» **Your instructions**
Pictures aside, quote the whole listing exactly.

» **Supplied records**
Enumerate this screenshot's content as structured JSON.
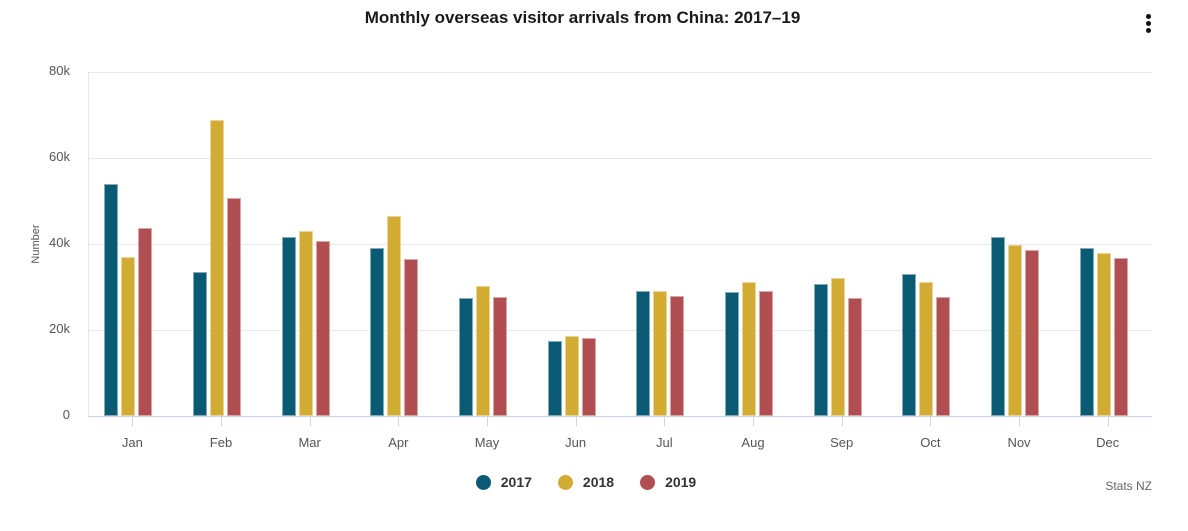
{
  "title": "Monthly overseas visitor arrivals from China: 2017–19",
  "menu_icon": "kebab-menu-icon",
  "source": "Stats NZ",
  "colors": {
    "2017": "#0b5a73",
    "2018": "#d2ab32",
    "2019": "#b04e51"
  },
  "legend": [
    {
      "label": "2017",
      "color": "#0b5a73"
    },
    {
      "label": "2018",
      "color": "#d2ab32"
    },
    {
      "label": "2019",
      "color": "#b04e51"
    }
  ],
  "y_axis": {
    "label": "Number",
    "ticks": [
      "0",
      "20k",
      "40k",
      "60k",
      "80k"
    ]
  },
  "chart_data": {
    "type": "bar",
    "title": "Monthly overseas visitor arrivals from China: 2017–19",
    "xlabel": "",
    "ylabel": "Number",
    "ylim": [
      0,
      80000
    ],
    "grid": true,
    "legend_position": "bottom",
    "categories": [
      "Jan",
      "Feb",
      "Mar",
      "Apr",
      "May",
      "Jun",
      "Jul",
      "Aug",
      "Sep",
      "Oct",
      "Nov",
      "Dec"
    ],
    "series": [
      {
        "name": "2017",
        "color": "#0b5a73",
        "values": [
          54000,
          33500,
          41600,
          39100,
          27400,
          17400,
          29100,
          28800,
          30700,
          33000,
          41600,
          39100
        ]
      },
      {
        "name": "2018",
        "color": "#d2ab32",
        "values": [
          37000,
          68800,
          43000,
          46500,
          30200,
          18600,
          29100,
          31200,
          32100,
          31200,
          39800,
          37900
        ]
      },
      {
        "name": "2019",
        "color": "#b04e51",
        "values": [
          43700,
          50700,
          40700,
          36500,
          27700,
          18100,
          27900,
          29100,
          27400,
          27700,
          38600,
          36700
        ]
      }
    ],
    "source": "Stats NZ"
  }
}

» **Complete answer**
Enumerate this screenshot's content as structured JSON.
{
  "title": "Monthly overseas visitor arrivals from China: 2017–19",
  "menu_icon": "kebab-menu-icon",
  "source": "Stats NZ",
  "colors": {
    "2017": "#0b5a73",
    "2018": "#d2ab32",
    "2019": "#b04e51"
  },
  "legend": [
    {
      "label": "2017",
      "color": "#0b5a73"
    },
    {
      "label": "2018",
      "color": "#d2ab32"
    },
    {
      "label": "2019",
      "color": "#b04e51"
    }
  ],
  "y_axis": {
    "label": "Number",
    "ticks": [
      "0",
      "20k",
      "40k",
      "60k",
      "80k"
    ]
  },
  "chart_data": {
    "type": "bar",
    "title": "Monthly overseas visitor arrivals from China: 2017–19",
    "xlabel": "",
    "ylabel": "Number",
    "ylim": [
      0,
      80000
    ],
    "grid": true,
    "legend_position": "bottom",
    "categories": [
      "Jan",
      "Feb",
      "Mar",
      "Apr",
      "May",
      "Jun",
      "Jul",
      "Aug",
      "Sep",
      "Oct",
      "Nov",
      "Dec"
    ],
    "series": [
      {
        "name": "2017",
        "color": "#0b5a73",
        "values": [
          54000,
          33500,
          41600,
          39100,
          27400,
          17400,
          29100,
          28800,
          30700,
          33000,
          41600,
          39100
        ]
      },
      {
        "name": "2018",
        "color": "#d2ab32",
        "values": [
          37000,
          68800,
          43000,
          46500,
          30200,
          18600,
          29100,
          31200,
          32100,
          31200,
          39800,
          37900
        ]
      },
      {
        "name": "2019",
        "color": "#b04e51",
        "values": [
          43700,
          50700,
          40700,
          36500,
          27700,
          18100,
          27900,
          29100,
          27400,
          27700,
          38600,
          36700
        ]
      }
    ],
    "source": "Stats NZ"
  }
}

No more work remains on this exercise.